--- Page text ---
━━━━━━━━━━
In truth, “Escapology” is a kind of 21st cen­tury Brit Band Aid album, a “Do They Know It’s Christmas in Stoke-on-Trent?” where the needy con­tin­ent is Robbie’s self-esteem (and EMI’s bank bal­ance), but where Robbie is imper­son­at­ing almost every Brit artist who has made it to drive-time radio in the U.S. In “Something Beautiful” he’s Marty Pellow of Wet, Wet, Wet, pre-heroin; in “Monsoon” he’s post-mustache, pre-AIDS Freddie Mercury (even the tune owes more than a little to “Radio Ga Ga”); “Love Somebody” is pre-wig Elton; “Revolution” is post-Wham, pre-men’s-room George Michael (Robbie’s first solo single was a cover ver­sion of “Freedom”). “Sexed Up” could be Oasis, post-talent. There’s some Rod Stewart in here as well, but I can’t be bothered to find out where. For good meas­ure, and to show how ver­sat­ile and deserving of a green card he is, Robbie also throws in some Steve Tyler, some retro-soul and some col­lege radio rawk.

No, I lied. “Escapology” isn’t Band Aid. It’s an entire sea­son of “American Idol,” where Robbie is the only con­test­ant and also plays the part of Simon Cowell. Somehow, though, he man­ages not to win.
━━━━━━━━━━
--- Exercise A ---
Summarize the passage on "Escapology" in two sentences.
--- Exercise B ---
Extend the passage on "Escapology" past its final sentence.
The entries after this point come from a different source.
━━━━━━━━━━
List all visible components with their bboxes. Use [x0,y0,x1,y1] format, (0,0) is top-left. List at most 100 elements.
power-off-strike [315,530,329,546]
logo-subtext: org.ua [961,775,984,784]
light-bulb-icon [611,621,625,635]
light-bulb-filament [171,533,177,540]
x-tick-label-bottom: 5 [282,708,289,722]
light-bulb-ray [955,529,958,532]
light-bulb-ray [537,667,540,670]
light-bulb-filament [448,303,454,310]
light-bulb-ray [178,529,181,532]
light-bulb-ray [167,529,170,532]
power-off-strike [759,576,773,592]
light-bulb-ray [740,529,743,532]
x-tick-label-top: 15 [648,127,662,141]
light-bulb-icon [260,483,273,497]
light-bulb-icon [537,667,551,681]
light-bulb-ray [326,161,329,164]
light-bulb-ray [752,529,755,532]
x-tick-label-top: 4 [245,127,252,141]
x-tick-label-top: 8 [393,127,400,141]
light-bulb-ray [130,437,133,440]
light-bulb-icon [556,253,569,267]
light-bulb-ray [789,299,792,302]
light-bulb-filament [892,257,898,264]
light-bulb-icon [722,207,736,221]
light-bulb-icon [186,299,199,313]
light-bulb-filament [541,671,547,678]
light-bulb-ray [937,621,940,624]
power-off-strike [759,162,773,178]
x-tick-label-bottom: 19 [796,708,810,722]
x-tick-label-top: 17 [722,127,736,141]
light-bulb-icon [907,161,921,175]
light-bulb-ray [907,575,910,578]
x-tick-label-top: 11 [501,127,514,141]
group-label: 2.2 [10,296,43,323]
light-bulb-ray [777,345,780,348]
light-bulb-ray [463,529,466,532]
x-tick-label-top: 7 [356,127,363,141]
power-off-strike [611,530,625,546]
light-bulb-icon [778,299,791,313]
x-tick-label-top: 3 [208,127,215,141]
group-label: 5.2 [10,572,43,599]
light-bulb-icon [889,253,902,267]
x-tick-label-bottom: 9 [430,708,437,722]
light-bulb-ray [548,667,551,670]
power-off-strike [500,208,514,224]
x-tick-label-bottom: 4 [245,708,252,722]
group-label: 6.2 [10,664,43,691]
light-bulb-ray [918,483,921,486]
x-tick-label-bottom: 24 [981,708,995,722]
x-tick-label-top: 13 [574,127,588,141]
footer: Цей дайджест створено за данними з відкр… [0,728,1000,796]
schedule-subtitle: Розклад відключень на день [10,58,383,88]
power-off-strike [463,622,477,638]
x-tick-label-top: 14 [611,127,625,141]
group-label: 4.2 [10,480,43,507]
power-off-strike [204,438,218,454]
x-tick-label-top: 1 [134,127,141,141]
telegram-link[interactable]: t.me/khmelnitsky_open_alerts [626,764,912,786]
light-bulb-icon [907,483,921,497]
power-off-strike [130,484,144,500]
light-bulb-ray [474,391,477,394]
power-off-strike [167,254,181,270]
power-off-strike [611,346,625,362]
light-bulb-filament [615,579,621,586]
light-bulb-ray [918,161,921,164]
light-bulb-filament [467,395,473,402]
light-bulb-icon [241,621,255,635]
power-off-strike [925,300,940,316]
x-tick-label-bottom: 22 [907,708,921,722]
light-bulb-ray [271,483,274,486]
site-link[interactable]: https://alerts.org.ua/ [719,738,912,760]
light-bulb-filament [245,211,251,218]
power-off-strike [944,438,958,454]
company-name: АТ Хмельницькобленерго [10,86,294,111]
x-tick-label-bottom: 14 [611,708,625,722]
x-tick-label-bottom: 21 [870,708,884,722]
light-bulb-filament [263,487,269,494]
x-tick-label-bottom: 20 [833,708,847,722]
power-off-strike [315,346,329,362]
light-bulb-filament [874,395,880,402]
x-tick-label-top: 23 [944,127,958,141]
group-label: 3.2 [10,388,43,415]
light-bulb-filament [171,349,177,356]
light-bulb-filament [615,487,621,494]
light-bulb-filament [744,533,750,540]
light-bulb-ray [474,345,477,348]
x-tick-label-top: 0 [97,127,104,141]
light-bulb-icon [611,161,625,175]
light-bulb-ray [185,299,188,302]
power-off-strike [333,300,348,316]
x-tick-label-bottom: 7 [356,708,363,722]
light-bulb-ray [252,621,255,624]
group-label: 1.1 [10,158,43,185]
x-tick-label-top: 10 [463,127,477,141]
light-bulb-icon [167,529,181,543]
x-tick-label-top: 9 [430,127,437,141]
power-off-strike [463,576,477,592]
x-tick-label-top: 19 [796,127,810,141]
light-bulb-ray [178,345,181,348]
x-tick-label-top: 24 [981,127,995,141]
━━━━━━━━━━
--- Answer box A ---
The passage likens "Escapology" to a 21st-century Band Aid album in which Robbie impersonates almost every Brit artist who has reached U.S. drive-time radio, including Marty Pellow, Freddie Mercury, Elton, and George Michael. It then admits to lying and calls the album an entire season of "American Idol," with Robbie as the only contestant and also as Simon Cowell, who somehow still fails to win.

--- Answer box B ---
Robbie may be a wanker, and he may be doomed, but he’s not an ori­ginal sin­ner. Not only is he a karaōke pop per­former (his last album, “Swing When You’re Winning,” was a bunch of cov­ers of Frank Sinatra songs), he’s a karaōke human being. After leav­ing Take That he thought he was Oliver Reed for a while. Then he thought he was Liam Gallagher. Dressed as Frank Sinatra on the cover of “Swing When You’re Winning” (which includes a duet with Nicole Kidman on “Somethin’ Stupid”), or as James Bond in the video for “Millennium,” he looks like an uncon­vin­cing if alarm­ingly hir­sute drag king. By the same token, per­sist­ent rumors that secretly he’s “really gay” miss the point that Robbie isn’t really anything.

Where Sinatra was radio, Robbie is a radio. Robbie’s voice, although ver­sat­ile, is strangely con­stric­ted, nasal and dis­tant — as if he has a cheap tran­sistor radio stuck some­where up his nose. Frankie had a voice that, if radio didn’t exist, would have willed it into exist­ence. Robbie has a voice that is merely an echo of broad­casts that dis­sip­ated into the ether long before he was born.

On “Escapology,” Robbie des­per­ately wants us to believe that he has prob­lems. Perhaps because he thinks this will make him likable. Or inter­est­ing. Or human. And per­haps because it will make people for­give or for­get the fact that he’s a wanker. Actually, Robbie’s prob­lem is much more ser­i­ous than his wank­er­dom, more ser­i­ous even than being British. Robbie’s prob­lem is that he’s a ghost. A ghost that has no story of his own, no life to com­mem­or­ate or haunt, and no point — other than draw­ing atten­tion to him­self and the pan­to­mime of life that he has become. We’re sup­posed to listen to the clank­ing chains because they’re “really pro­fes­sion­ally put together” and harken to the moan­ing because it’s “so ironic.”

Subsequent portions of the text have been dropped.